REQUIRED TASK:
Find the string "Projeto" in the data, then copy every line where it is found.

Records from a collection of figures
+ + + + + + +

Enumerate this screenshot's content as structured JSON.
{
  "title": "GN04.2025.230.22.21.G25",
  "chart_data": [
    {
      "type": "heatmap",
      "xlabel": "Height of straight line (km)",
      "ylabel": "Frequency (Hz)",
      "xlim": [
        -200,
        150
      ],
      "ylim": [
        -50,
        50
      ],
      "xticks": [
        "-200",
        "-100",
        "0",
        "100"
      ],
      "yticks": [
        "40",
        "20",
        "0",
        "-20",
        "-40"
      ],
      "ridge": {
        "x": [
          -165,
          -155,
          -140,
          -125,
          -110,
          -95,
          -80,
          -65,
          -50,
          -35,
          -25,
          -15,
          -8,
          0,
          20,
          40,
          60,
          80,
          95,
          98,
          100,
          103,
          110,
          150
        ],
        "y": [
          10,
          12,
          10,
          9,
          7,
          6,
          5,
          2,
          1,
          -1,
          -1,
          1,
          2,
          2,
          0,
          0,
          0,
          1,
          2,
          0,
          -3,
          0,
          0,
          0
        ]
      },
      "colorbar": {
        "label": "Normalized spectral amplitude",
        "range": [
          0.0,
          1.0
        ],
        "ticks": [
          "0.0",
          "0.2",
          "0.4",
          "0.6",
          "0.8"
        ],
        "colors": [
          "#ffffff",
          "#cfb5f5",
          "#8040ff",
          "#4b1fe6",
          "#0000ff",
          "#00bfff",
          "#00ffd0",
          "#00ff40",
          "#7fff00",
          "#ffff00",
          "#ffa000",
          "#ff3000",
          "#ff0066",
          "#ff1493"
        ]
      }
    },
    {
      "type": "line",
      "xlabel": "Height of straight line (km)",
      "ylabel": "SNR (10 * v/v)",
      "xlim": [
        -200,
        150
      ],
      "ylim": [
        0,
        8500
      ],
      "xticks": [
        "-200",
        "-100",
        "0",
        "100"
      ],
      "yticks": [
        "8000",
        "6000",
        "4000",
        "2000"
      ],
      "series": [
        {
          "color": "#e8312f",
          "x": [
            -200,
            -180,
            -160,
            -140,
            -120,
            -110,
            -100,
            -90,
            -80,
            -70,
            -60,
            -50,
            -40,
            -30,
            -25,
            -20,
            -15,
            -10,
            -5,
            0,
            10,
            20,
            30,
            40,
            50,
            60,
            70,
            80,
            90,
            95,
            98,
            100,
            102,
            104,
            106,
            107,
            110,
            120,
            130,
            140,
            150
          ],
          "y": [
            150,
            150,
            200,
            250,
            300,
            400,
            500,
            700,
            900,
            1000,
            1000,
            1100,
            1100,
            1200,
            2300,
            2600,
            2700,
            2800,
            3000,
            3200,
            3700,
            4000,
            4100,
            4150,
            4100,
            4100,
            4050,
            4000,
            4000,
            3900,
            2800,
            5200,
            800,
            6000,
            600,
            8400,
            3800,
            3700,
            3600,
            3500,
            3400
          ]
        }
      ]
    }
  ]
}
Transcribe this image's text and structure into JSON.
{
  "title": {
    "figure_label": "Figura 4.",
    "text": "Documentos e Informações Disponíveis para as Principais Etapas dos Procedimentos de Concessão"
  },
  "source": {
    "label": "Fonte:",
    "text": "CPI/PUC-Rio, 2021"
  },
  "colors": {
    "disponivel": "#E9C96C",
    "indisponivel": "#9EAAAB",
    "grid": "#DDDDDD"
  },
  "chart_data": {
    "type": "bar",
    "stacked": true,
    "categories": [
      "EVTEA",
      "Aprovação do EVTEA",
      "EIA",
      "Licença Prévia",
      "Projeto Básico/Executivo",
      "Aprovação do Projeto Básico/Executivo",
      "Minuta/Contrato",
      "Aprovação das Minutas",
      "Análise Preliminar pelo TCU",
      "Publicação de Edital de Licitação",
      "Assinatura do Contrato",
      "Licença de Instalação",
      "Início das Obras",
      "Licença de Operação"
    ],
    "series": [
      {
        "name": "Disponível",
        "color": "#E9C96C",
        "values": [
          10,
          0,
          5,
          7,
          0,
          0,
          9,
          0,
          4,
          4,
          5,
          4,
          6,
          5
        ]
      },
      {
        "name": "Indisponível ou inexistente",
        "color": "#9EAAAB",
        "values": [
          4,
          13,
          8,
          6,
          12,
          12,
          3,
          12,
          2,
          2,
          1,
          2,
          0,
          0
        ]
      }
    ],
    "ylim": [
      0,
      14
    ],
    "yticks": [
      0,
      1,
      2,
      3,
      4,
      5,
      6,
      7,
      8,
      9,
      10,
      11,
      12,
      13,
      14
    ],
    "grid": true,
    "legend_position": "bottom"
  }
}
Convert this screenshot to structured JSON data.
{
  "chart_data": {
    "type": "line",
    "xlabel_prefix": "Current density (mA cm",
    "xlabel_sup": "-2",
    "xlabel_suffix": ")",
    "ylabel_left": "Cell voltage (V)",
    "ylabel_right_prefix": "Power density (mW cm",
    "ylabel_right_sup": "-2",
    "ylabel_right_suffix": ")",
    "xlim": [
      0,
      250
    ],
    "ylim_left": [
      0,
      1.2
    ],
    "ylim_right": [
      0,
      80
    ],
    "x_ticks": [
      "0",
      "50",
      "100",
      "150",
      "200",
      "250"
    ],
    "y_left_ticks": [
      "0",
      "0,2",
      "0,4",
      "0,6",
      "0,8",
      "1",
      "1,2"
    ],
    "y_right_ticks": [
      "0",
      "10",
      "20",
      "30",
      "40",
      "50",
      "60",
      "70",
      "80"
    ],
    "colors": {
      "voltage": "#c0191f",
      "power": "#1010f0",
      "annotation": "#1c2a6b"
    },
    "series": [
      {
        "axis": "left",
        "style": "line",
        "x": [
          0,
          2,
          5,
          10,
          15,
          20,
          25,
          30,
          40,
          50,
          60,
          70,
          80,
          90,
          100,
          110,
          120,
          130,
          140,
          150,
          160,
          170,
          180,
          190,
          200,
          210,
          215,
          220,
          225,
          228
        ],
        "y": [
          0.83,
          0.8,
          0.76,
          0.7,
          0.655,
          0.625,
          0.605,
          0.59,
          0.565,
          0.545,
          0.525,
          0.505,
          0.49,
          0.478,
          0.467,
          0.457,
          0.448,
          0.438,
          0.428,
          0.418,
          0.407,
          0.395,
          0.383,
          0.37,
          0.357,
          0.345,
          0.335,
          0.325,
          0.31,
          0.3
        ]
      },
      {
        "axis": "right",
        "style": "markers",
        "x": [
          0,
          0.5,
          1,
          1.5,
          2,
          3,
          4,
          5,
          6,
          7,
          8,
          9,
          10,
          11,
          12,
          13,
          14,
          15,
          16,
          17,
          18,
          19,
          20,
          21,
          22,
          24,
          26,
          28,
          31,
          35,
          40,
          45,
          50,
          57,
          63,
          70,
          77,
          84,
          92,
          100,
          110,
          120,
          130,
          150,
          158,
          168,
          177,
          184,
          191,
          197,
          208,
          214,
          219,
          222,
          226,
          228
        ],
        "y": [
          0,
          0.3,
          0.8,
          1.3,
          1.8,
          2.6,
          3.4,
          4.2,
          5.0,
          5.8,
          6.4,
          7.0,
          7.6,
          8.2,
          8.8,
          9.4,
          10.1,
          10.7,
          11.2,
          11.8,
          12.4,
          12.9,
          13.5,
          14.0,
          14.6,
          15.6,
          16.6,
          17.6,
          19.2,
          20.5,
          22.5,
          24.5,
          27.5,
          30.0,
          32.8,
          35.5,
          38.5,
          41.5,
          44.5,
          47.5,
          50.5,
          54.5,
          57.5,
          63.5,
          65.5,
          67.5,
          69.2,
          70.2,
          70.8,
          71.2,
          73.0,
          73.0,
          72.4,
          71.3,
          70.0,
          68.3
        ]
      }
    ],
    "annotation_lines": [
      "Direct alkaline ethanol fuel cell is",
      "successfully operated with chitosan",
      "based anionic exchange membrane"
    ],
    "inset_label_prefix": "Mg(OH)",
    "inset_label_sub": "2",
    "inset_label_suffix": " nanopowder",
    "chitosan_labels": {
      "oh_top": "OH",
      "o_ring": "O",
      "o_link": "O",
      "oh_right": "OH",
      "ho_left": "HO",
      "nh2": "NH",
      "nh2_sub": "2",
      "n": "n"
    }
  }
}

+ + + + + + +

OUTPUT FOR THIS EXERCISE:
      "Projeto Básico/Executivo",
      "Aprovação do Projeto Básico/Executivo",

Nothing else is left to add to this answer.